EXCERTO DA FONTE:

- - - -

Acórdão nº 0718/09.2BEAVR de Supremo Tribunal Administrativo (Portugal), 09 de Fevereiro de 2023

Magistrado ResponsávelMARIA DO CÉU NEVES
Data da Resolução09 de Fevereiro de 2023
EmissorSupremo Tribunal Administrativo (Portugal)

ACORDAM NA SECÇÃO DE CONTENCIOSO ADMINISTRATIVO DO SUPREMO TRIBUNAL ADMINISTRATIVO 1. RELATÓRIO BB, residente na Avenida ..., ..., Furadouro, Ovar, e Outros, devidamente identificados nos autos, intentaram no Tribunal Administrativo e Fiscal de Aveiro (TAF), acção administrativa especial contra o MUNICÍPIO DE OVAR, peticionando:

  1. Nulidade/anulação das deliberações da Câmara Municipal de Ovar nº 267/2009 e 270/2009, ambas de 4 de junho de 2009, que indeferiram pedido de licenciamento/legalização apresentados pelos AA. atinentes às alterações efectuadas ou a efectuar nos arrumos das suas fracções sitas nos últimos pisos do “Condomínio ...” [substituição das janelas por portas e o aproveitamento do vão de cobertura em terraço], por falta de fundamentação, falta de audiência prévia, violação de lei, errada interpretação do artigo 61º a 63º do RJUE e artigos 1422º e 1425.º do CC; subsidiariamente b) Anulação das deliberações por violação do princípio da segurança jurídica e artigo 68.º/4 do RJUE; c) Condenação da ré a emitir acto de deferimento dos pedidos de licenciamento/legalização das obras, nos termos do artigo 66.º e segs do CPTA.

    *Por sentença de 17 de Fevereiro de 2018 o TAF de Aveiro julgou a acção improcedente.

    *Os Autores apelaram para o TCA Norte, e este, por acórdão proferido em 19 de Fevereiro de 2021, julgou o recurso parcialmente procedente, anulando a sentença recorrida na parte afectada, e, conhecendo em substituição, com a fundamentação que lhe subjaz, manteve, com diversa fundamentação, o decidido na sentença proferida em 1ª instância, ou seja, a improcedência da acção.

    *Os AA., inconformados, interpuseram o presente recurso de revista, tendo na respectiva alegação, formulado as seguintes conclusões: «I.

    Vem o presente recurso interposto do acórdão proferido pelo Tribunal Central Administrativo Norte na parte em que, embora com diversa fundamentação, mantém o decido na sentença proferida pelo Tribunal de primeira instância, julgando a ação improcedente, o qual muito embora tenha acolhido a argumentação expendida nas alegações dos Recorrentes e, em consequência, tenha revogado grande parte da sentença proferida pelo Tribunal de primeira instância, a verdade é que, admitiu que apesar da preterição do direito de audiência prévia, sempre a decisão do Município Recorrido seria idêntica, na medida em que a pretensão dos mesmos contraria o nº 2 da Resolução do Conselho de Ministros nº 66/95 (que ratificou o PDM de Ovar).

- - - -

CONTEÚDO DA LISTAGEM:
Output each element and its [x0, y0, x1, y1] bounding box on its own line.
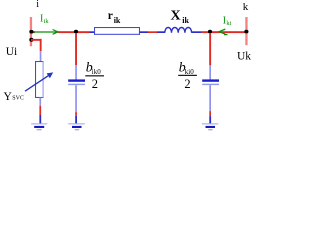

- - - -

OBJETIVO DA TAREFA:
Transcreva sem alterações o trecho do acórdão que começa nas palavras "Vem o presente" e termina logo depois de "PDM de Ovar).". A listagem não é necessária aqui.

RESULTADO DA TAREFA:
Vem o presente recurso interposto do acórdão proferido pelo Tribunal Central Administrativo Norte na parte em que, embora com diversa fundamentação, mantém o decido na sentença proferida pelo Tribunal de primeira instância, julgando a ação improcedente, o qual muito embora tenha acolhido a argumentação expendida nas alegações dos Recorrentes e, em consequência, tenha revogado grande parte da sentença proferida pelo Tribunal de primeira instância, a verdade é que, admitiu que apesar da preterição do direito de audiência prévia, sempre a decisão do Município Recorrido seria idêntica, na medida em que a pretensão dos mesmos contraria o nº 2 da Resolução do Conselho de Ministros nº 66/95 (que ratificou o PDM de Ovar).